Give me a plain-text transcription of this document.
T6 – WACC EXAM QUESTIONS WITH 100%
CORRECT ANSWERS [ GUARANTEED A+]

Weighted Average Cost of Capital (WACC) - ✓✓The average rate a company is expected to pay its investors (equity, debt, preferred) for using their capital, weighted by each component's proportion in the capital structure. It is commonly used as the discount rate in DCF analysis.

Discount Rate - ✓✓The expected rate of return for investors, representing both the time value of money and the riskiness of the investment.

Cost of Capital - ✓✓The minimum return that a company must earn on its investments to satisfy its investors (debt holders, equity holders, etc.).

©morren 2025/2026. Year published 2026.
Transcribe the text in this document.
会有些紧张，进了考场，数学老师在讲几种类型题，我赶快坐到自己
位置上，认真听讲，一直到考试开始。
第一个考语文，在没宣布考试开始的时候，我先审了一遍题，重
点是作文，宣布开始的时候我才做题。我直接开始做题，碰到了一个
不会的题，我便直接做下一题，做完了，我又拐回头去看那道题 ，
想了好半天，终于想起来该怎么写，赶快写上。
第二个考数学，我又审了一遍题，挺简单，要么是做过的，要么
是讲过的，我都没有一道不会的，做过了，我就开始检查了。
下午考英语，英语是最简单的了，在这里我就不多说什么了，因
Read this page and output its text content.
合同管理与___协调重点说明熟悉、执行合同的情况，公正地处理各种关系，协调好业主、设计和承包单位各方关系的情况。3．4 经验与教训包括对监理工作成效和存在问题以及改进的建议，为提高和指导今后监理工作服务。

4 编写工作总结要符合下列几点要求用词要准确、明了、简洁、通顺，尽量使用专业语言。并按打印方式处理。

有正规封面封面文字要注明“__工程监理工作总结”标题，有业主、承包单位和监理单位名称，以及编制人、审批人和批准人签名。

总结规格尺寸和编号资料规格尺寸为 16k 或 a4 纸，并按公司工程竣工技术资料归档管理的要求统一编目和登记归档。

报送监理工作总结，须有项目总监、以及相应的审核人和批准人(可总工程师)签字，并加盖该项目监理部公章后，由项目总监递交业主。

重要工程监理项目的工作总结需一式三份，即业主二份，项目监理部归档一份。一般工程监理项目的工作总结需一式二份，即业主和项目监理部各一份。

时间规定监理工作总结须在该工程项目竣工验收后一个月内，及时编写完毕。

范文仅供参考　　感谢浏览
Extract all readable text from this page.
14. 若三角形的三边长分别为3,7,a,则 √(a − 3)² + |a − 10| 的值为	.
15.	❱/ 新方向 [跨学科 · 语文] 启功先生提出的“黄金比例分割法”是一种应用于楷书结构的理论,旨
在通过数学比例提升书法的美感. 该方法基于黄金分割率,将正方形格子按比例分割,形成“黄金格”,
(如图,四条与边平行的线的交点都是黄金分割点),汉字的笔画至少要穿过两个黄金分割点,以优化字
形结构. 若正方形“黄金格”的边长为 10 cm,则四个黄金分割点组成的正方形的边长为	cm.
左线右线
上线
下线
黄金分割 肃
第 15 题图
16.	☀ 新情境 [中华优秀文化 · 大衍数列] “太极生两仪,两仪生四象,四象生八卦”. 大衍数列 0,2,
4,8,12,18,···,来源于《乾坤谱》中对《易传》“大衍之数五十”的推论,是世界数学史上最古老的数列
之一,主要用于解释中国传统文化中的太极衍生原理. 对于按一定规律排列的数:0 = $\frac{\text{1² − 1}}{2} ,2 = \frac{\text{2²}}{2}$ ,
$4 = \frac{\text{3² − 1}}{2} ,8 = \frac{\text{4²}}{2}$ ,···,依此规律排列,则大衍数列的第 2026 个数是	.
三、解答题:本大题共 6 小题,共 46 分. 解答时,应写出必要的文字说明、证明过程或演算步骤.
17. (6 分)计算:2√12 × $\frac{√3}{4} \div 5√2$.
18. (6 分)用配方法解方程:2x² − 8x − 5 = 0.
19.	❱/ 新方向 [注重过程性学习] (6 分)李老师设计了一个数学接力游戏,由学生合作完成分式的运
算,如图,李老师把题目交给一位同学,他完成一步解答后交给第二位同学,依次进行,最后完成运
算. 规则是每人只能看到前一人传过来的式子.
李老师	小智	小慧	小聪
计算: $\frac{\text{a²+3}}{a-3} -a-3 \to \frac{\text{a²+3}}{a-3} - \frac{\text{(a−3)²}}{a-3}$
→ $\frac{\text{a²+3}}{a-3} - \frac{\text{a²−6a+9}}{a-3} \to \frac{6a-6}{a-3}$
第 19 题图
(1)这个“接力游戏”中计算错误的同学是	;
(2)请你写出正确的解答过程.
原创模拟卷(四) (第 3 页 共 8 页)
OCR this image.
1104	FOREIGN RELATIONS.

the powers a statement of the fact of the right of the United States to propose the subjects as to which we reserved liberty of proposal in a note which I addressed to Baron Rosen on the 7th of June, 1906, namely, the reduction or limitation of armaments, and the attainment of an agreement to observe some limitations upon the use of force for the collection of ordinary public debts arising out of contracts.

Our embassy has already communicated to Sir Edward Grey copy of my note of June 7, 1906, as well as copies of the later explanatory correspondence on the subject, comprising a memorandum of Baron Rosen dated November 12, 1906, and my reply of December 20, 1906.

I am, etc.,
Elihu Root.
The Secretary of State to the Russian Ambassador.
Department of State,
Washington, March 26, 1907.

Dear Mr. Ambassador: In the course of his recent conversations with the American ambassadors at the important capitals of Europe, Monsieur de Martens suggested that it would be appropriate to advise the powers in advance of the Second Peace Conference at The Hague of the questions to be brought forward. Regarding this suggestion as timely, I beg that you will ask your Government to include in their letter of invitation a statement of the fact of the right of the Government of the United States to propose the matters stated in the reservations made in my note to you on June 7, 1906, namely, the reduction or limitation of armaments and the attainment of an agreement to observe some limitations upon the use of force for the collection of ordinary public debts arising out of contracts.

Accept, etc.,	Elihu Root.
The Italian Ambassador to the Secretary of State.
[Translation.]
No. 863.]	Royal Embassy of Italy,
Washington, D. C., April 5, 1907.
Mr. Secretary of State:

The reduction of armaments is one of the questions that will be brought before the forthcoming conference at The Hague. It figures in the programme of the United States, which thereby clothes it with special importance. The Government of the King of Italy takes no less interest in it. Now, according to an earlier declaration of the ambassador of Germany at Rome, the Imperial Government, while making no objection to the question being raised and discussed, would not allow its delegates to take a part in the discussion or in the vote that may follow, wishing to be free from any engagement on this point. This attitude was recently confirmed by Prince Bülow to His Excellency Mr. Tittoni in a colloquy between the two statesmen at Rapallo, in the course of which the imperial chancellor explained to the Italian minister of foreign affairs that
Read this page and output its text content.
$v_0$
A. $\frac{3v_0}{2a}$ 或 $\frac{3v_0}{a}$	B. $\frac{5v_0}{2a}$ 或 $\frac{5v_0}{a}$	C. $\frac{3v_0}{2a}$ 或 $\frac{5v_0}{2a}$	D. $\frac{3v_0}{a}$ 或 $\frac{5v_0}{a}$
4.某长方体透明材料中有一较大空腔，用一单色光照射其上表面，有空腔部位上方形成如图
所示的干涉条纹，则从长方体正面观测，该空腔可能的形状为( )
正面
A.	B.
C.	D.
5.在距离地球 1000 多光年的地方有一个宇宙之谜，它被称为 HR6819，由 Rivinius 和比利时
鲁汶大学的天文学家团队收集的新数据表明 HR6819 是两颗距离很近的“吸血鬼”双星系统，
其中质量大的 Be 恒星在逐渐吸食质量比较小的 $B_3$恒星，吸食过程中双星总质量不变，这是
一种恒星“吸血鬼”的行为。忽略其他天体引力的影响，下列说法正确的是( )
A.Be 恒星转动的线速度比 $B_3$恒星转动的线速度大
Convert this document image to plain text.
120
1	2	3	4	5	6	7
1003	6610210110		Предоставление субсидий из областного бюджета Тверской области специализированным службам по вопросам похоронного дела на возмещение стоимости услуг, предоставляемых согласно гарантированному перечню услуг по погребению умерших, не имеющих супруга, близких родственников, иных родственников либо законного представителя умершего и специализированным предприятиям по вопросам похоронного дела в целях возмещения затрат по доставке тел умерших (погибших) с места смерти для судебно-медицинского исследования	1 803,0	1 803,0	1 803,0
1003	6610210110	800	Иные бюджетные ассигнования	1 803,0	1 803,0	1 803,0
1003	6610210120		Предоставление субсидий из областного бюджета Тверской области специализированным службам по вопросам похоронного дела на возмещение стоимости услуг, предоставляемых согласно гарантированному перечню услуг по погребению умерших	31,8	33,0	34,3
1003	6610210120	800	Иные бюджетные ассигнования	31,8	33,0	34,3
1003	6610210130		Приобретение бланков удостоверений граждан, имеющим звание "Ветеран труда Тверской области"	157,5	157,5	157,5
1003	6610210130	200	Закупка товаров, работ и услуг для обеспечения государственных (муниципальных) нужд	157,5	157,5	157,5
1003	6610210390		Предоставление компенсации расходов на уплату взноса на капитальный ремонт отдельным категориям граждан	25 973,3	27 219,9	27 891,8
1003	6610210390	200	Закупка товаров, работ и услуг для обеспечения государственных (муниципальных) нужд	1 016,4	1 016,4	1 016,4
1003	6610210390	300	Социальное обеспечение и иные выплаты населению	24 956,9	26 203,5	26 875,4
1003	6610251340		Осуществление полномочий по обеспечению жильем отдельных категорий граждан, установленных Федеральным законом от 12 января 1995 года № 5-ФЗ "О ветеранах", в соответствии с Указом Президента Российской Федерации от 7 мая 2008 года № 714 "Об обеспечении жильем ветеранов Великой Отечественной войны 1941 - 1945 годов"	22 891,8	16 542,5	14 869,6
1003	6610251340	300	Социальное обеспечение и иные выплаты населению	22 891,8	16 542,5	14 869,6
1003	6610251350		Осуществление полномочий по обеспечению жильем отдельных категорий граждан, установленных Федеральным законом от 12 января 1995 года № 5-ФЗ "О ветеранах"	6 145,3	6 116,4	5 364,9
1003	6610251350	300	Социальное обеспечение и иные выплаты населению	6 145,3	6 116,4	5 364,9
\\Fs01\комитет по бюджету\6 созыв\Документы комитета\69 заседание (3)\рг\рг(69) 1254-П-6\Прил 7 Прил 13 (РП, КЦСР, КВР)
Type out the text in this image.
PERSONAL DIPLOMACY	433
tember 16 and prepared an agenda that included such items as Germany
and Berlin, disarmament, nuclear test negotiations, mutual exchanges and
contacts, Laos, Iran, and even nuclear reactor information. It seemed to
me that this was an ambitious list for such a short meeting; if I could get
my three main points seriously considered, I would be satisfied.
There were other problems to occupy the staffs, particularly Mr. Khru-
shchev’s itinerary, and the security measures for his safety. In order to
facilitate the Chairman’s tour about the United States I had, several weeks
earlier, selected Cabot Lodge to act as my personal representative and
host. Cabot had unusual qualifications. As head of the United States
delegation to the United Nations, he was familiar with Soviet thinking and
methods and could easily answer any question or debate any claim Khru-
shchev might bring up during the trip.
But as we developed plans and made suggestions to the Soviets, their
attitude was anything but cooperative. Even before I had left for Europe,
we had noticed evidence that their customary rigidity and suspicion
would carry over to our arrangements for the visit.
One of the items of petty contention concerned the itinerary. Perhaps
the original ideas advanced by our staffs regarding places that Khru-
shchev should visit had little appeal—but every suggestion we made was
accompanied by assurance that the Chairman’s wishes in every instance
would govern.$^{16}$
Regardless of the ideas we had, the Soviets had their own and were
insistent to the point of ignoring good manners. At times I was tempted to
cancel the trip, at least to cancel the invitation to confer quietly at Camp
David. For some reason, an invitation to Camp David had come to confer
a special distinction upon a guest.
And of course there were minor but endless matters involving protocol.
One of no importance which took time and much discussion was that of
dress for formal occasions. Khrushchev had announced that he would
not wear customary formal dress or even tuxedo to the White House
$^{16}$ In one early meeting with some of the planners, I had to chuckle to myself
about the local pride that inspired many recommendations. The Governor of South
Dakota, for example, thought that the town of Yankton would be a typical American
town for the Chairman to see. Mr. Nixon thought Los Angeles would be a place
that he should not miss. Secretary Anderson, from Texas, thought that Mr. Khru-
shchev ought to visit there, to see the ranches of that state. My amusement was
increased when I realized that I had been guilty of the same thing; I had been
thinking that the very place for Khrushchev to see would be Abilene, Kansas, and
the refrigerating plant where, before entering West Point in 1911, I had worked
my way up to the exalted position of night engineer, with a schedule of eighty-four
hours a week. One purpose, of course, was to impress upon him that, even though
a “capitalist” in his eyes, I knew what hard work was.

=====

Say the number of lines in the records above that include the string "населению", and no more.

3